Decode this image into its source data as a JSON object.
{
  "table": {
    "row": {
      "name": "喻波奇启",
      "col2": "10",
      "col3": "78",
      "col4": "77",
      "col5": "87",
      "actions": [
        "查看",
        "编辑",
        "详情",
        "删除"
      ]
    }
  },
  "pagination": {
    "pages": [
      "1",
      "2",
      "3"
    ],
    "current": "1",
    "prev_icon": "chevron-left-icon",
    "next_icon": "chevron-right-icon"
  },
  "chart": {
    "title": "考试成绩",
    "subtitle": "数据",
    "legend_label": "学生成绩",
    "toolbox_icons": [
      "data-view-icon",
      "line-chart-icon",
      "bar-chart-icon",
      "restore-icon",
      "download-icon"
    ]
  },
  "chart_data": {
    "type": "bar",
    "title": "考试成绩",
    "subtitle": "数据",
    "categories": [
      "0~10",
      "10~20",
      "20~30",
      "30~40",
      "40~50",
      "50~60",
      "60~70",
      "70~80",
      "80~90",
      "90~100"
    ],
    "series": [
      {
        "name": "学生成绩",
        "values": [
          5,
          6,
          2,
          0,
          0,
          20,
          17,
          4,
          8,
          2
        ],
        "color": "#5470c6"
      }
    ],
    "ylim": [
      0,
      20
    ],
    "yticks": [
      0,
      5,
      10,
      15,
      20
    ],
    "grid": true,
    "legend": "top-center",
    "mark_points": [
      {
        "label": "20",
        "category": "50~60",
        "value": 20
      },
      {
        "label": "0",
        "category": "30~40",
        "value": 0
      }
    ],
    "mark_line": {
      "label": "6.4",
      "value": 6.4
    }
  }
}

★ ★ ★ ★ ★

◆ **Stated exercise**
Where a line of the entries contains the word "chevron", copy that line.

◆ **Worked solution**
    "prev_icon": "chevron-left-icon",
    "next_icon": "chevron-right-icon"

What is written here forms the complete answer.